Diameter: 23 x 21 millimeters.

Weight: 1.64 grams.

NOTE: Coin is mounted free of charge into your choice of pendant settings (shown in sterling silver pendant), and includes a sterling silver chain in your choice of 16", 18", or 20" length, (details below or click here). For a more authentic touch, we also have available handcrafted Greek black leather cords. We can reverse coin in mounting if you prefer opposite side showing front.

DETAIL: This is silver antoninianus (successor to the Roman denarius) produced in the city of Rome itself sometime between 244 and 246 A.D. and it possesses a very handsome portrait of a Roman Empress. It is in reasonably good condition (especially considering it is almost 2,000 years old), evidencing moderate light wear from circulation in ancient Rome. It also evidences light porosity, which is fine surface pitting consequence of being buried for millennia, which is evidenced as slight “fuzziness” to the features of the coin. However the legends and themes remain discernible. It was well struck both front and back the result a little oblong. Nonetheless since the overall size of the planchet (blank) is very generous, albeit thin, the entirety of both the thematic elements as well as the Latin legends were captured. On the whole it is a nice strike, characteristic of the coins of the era in that the coin is a bit misshapen (oblong), but much better than the norm with respect to the fact that it is well centered, and possesses the entirety of both themes and legends. And even though the definition is a little fuzzy, the obverse strike is very handsome. Also quite characteristic of the era, the backside is not quite as well struck inasmuch as the die was fairly worn (generally the reverse dies were used three to four times as long as the obverse dies, and worn dies resulted in coins of lower relief).

__Written problem a__: Quote the passage of the coin description that begins with the words "NOTE: Coin is" and ends with the words "side showing front.".

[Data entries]
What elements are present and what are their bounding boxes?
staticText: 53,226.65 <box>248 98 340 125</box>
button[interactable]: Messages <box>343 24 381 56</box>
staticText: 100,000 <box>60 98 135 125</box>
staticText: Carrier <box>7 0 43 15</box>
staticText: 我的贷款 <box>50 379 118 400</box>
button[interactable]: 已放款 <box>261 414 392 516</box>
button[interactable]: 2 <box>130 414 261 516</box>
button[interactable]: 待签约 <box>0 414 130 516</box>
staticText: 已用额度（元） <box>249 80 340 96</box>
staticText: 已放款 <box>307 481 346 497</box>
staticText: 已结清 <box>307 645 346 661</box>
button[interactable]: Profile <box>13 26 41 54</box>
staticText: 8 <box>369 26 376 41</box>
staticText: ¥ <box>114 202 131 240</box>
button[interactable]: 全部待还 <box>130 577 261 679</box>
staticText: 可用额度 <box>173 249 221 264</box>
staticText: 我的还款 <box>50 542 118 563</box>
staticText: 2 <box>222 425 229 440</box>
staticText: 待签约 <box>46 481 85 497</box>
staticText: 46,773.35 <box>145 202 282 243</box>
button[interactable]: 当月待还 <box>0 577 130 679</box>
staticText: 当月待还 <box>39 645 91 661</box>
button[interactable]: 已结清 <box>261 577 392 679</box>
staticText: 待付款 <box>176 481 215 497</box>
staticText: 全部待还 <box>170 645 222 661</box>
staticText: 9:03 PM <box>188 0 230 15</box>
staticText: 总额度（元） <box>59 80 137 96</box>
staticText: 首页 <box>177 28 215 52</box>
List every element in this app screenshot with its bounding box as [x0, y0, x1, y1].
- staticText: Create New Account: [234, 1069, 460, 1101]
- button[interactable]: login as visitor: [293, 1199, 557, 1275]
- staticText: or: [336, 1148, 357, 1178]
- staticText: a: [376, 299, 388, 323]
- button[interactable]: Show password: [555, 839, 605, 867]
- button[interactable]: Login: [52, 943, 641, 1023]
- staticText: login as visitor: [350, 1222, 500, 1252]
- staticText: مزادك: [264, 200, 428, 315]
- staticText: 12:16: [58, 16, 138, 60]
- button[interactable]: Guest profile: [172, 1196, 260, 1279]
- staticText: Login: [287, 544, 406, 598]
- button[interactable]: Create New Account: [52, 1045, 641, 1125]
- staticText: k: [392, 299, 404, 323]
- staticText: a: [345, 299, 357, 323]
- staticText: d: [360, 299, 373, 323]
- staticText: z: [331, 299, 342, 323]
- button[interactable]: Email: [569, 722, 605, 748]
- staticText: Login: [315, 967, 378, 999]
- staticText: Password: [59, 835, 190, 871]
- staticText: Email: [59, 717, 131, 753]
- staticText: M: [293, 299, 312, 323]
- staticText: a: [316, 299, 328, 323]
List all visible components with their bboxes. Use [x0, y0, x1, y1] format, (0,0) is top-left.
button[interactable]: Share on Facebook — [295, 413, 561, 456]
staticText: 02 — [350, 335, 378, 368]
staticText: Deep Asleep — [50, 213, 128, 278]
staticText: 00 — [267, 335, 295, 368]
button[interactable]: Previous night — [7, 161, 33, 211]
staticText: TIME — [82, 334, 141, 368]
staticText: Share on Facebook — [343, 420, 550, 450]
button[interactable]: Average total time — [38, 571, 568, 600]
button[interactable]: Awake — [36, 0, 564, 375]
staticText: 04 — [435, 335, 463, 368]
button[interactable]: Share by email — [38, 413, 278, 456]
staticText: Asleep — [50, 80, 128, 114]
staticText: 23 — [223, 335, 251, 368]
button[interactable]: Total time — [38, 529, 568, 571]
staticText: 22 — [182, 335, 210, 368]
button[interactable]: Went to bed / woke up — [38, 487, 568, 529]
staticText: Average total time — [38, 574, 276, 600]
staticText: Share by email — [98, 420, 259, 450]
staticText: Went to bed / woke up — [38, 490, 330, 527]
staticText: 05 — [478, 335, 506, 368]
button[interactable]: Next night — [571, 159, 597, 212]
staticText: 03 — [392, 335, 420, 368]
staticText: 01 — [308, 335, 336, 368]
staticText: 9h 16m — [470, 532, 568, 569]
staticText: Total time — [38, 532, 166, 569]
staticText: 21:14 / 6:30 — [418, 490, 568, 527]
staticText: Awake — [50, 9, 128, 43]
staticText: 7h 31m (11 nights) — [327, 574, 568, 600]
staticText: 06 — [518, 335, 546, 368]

...

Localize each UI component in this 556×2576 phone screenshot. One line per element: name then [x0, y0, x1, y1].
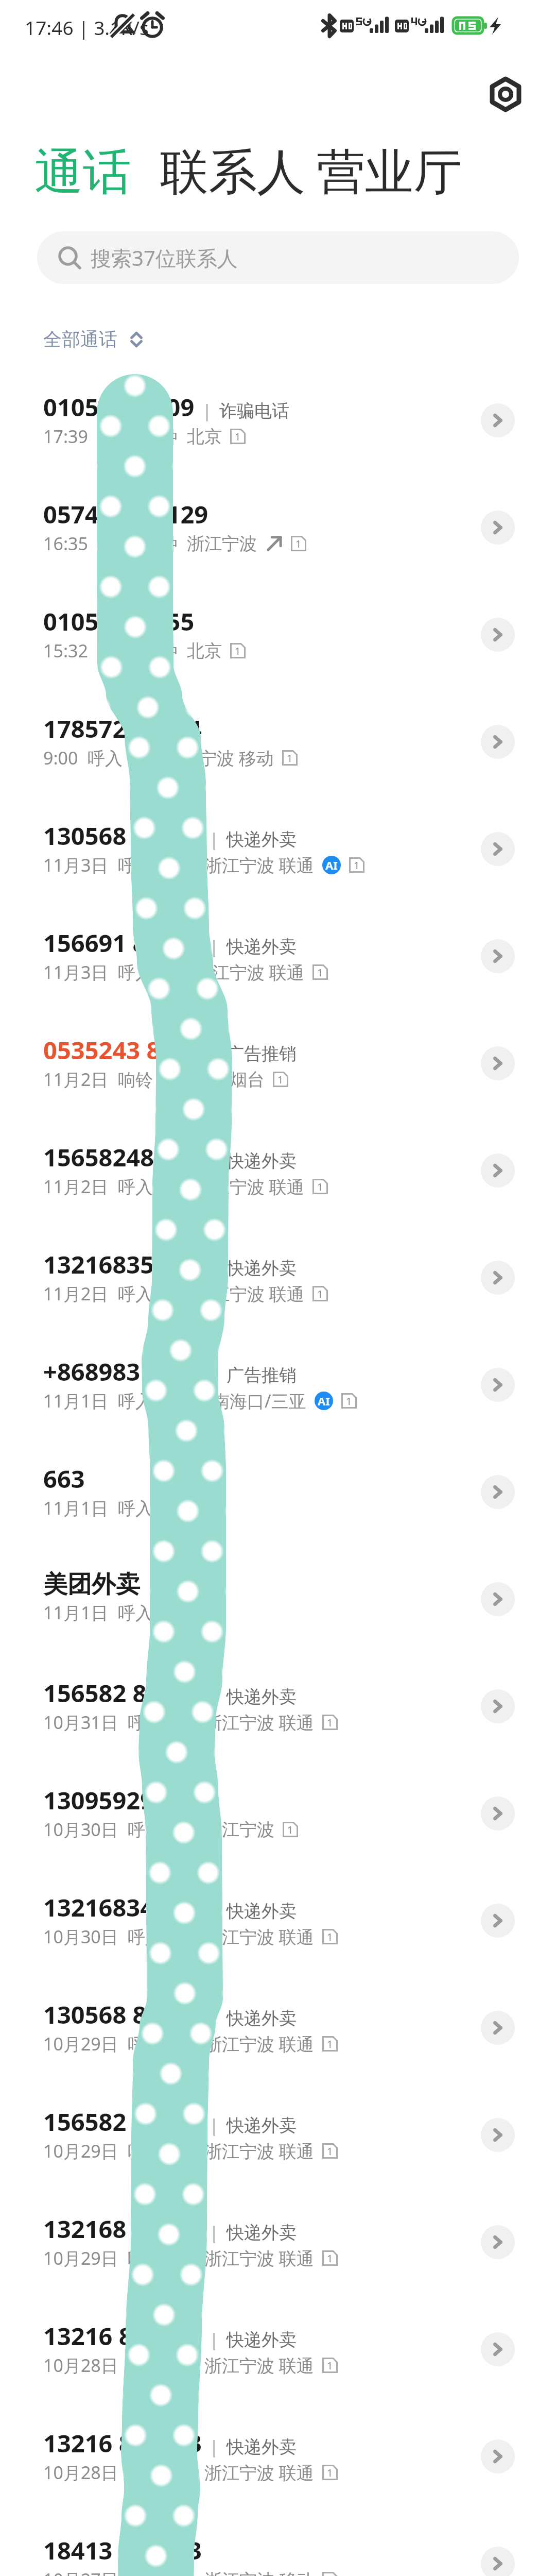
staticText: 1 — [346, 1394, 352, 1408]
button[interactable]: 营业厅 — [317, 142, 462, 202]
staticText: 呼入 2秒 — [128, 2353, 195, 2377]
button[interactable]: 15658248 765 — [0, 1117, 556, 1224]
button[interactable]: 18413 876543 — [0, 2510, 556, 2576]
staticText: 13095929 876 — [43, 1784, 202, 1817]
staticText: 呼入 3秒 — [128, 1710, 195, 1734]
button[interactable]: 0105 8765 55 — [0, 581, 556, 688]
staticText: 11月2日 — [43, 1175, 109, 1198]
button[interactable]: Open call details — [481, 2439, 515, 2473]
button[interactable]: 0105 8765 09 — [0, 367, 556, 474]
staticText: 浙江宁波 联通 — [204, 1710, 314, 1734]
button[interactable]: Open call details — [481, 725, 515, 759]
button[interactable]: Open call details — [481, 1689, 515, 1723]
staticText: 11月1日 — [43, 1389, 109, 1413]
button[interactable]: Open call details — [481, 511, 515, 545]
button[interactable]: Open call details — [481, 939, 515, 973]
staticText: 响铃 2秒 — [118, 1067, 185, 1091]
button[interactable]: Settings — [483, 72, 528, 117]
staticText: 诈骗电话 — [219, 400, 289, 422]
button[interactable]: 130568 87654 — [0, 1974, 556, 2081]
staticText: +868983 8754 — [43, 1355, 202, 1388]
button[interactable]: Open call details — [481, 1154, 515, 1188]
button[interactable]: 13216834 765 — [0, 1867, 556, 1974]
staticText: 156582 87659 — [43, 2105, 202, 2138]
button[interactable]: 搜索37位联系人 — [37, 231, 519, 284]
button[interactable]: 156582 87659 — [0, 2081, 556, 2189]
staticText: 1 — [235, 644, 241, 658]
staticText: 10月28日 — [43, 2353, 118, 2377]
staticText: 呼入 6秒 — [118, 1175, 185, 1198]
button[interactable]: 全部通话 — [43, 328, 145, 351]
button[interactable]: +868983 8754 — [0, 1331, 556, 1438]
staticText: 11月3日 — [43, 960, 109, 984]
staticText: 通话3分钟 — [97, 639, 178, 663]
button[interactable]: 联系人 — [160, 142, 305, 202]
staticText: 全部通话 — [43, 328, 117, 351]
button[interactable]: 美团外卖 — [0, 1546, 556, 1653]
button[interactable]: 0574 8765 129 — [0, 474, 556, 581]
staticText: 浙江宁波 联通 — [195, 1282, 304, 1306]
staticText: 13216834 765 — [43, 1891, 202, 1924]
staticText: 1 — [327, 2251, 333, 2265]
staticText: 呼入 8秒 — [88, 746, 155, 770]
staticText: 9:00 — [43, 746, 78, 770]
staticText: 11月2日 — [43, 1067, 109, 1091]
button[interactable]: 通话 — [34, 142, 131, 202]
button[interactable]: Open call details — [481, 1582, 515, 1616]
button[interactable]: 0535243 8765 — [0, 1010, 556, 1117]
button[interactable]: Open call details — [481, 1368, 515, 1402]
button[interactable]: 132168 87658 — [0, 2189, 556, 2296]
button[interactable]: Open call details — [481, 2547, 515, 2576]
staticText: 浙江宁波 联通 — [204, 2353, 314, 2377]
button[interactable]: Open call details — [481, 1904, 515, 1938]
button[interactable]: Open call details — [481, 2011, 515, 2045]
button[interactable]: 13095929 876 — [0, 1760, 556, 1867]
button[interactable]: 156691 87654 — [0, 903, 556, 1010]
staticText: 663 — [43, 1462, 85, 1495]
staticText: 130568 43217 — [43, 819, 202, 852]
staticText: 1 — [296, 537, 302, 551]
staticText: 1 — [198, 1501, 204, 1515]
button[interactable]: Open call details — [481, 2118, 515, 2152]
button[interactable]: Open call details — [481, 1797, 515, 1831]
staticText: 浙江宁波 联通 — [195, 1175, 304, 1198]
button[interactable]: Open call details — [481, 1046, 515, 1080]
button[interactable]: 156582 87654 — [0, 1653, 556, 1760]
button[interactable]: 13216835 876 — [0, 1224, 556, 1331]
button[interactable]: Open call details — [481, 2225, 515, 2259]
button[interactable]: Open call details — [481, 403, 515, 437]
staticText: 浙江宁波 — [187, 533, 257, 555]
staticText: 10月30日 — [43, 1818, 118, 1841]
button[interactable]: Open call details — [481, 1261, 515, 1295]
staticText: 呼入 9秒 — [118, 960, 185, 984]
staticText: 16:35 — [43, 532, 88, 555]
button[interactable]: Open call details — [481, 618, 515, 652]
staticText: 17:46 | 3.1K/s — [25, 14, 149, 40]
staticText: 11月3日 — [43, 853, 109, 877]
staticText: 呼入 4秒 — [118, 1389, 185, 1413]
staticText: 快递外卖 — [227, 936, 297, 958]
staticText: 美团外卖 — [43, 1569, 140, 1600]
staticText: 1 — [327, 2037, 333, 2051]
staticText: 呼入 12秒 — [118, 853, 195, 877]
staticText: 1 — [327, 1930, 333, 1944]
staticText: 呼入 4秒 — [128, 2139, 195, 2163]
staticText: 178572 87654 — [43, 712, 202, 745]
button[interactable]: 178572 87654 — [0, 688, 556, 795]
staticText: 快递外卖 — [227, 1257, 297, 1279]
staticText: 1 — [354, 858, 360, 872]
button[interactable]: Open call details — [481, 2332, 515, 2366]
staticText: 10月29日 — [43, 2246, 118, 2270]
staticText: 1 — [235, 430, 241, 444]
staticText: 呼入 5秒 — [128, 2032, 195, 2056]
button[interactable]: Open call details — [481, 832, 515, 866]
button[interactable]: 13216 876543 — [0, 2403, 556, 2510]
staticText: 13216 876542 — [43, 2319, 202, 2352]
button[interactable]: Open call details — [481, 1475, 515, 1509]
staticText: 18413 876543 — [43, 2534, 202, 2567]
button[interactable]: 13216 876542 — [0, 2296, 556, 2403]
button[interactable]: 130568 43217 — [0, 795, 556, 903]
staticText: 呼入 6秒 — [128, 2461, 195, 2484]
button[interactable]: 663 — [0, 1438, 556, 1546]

__Written problem b__: Print the rows from the one containing "staticText: 1 — [346, 1394, 352, 1408]" through the one containing "staticText: 呼入 3秒 — [128, 1710, 195, 1734]", keeping both of those rows.

__Solution a__:
NOTE: Coin is mounted free of charge into your choice of pendant settings (shown in sterling silver pendant), and includes a sterling silver chain in your choice of 16", 18", or 20" length, (details below or click here). For a more authentic touch, we also have available handcrafted Greek black leather cords. We can reverse coin in mounting if you prefer opposite side showing front.

__Solution b__:
staticText: 1 — [346, 1394, 352, 1408]
button[interactable]: 营业厅 — [317, 142, 462, 202]
staticText: 呼入 2秒 — [128, 2353, 195, 2377]
button[interactable]: 15658248 765 — [0, 1117, 556, 1224]
button[interactable]: 18413 876543 — [0, 2510, 556, 2576]
staticText: 13095929 876 — [43, 1784, 202, 1817]
staticText: 呼入 3秒 — [128, 1710, 195, 1734]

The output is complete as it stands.